* Task: Reproduce the data exactly and drop any pictures it holds.

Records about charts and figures
══════════════════════════════

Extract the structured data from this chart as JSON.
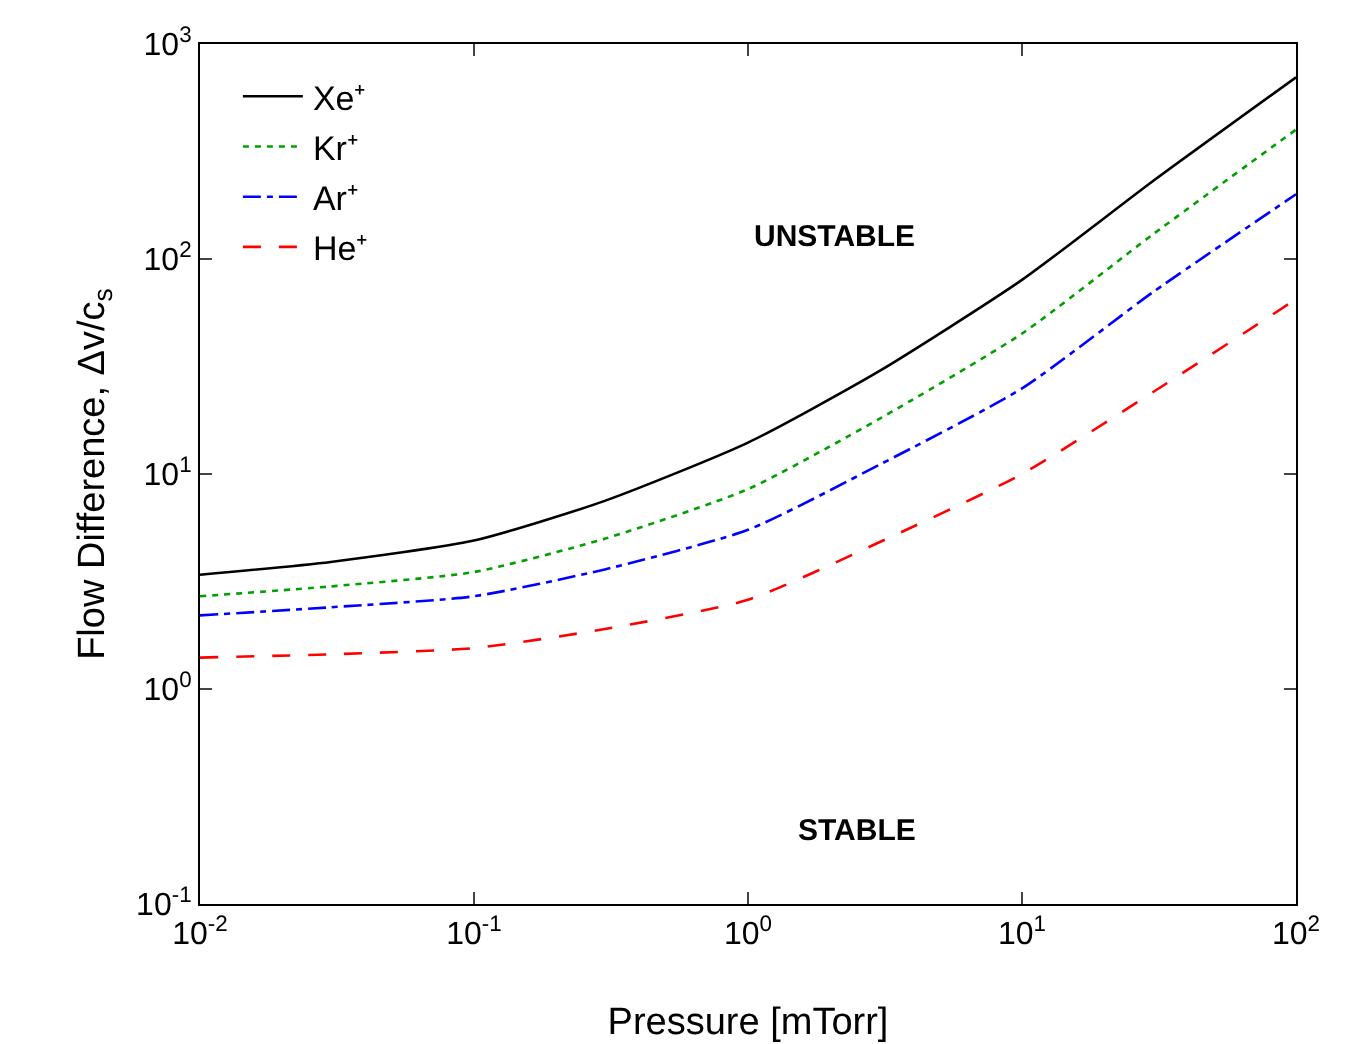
{
  "chart_data": {
    "type": "line",
    "xlabel": "Pressure [mTorr]",
    "ylabel": "Flow Difference, Δv/c$_{s}$",
    "log": "xy",
    "grid": false,
    "legend": "top left",
    "marker": "none",
    "x": [
      0.01,
      0.03,
      0.1,
      0.3,
      1,
      3,
      10,
      30,
      100
    ],
    "series": [
      {
        "name": "Xe⁺",
        "color": "#000000",
        "line_style": "solid",
        "values": [
          3.4,
          3.9,
          4.9,
          7.5,
          14,
          30,
          80,
          230,
          700
        ]
      },
      {
        "name": "Kr⁺",
        "color": "#00a000",
        "line_style": "dotted",
        "values": [
          2.7,
          3.0,
          3.5,
          5.0,
          8.5,
          18,
          45,
          130,
          400
        ]
      },
      {
        "name": "Ar⁺",
        "color": "#0000ff",
        "line_style": "dashdot",
        "values": [
          2.2,
          2.4,
          2.7,
          3.6,
          5.5,
          11,
          25,
          70,
          200
        ]
      },
      {
        "name": "He⁺",
        "color": "#ff0000",
        "line_style": "dashed",
        "values": [
          1.4,
          1.45,
          1.55,
          1.9,
          2.6,
          4.8,
          10,
          24,
          65
        ]
      }
    ],
    "xlim": [
      0.01,
      100
    ],
    "ylim": [
      0.1,
      1000
    ],
    "xticks": [
      {
        "value": 0.01,
        "label": "10$^{-2}$"
      },
      {
        "value": 0.1,
        "label": "10$^{-1}$"
      },
      {
        "value": 1,
        "label": "10$^{0}$"
      },
      {
        "value": 10,
        "label": "10$^{1}$"
      },
      {
        "value": 100,
        "label": "10$^{2}$"
      }
    ],
    "yticks": [
      {
        "value": 0.1,
        "label": "10$^{-1}$"
      },
      {
        "value": 1,
        "label": "10$^{0}$"
      },
      {
        "value": 10,
        "label": "10$^{1}$"
      },
      {
        "value": 100,
        "label": "10$^{2}$"
      },
      {
        "value": 1000,
        "label": "10$^{3}$"
      }
    ],
    "annotations": [
      "UNSTABLE",
      "STABLE"
    ]
  }
}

══════════════════════════════

* Answer to the exercise:
Extract the structured data from this chart as JSON.
{
  "chart_data": {
    "type": "line",
    "xlabel": "Pressure [mTorr]",
    "ylabel": "Flow Difference, Δv/c$_{s}$",
    "log": "xy",
    "grid": false,
    "legend": "top left",
    "marker": "none",
    "x": [
      0.01,
      0.03,
      0.1,
      0.3,
      1,
      3,
      10,
      30,
      100
    ],
    "series": [
      {
        "name": "Xe⁺",
        "color": "#000000",
        "line_style": "solid",
        "values": [
          3.4,
          3.9,
          4.9,
          7.5,
          14,
          30,
          80,
          230,
          700
        ]
      },
      {
        "name": "Kr⁺",
        "color": "#00a000",
        "line_style": "dotted",
        "values": [
          2.7,
          3.0,
          3.5,
          5.0,
          8.5,
          18,
          45,
          130,
          400
        ]
      },
      {
        "name": "Ar⁺",
        "color": "#0000ff",
        "line_style": "dashdot",
        "values": [
          2.2,
          2.4,
          2.7,
          3.6,
          5.5,
          11,
          25,
          70,
          200
        ]
      },
      {
        "name": "He⁺",
        "color": "#ff0000",
        "line_style": "dashed",
        "values": [
          1.4,
          1.45,
          1.55,
          1.9,
          2.6,
          4.8,
          10,
          24,
          65
        ]
      }
    ],
    "xlim": [
      0.01,
      100
    ],
    "ylim": [
      0.1,
      1000
    ],
    "xticks": [
      {
        "value": 0.01,
        "label": "10$^{-2}$"
      },
      {
        "value": 0.1,
        "label": "10$^{-1}$"
      },
      {
        "value": 1,
        "label": "10$^{0}$"
      },
      {
        "value": 10,
        "label": "10$^{1}$"
      },
      {
        "value": 100,
        "label": "10$^{2}$"
      }
    ],
    "yticks": [
      {
        "value": 0.1,
        "label": "10$^{-1}$"
      },
      {
        "value": 1,
        "label": "10$^{0}$"
      },
      {
        "value": 10,
        "label": "10$^{1}$"
      },
      {
        "value": 100,
        "label": "10$^{2}$"
      },
      {
        "value": 1000,
        "label": "10$^{3}$"
      }
    ],
    "annotations": [
      "UNSTABLE",
      "STABLE"
    ]
  }
}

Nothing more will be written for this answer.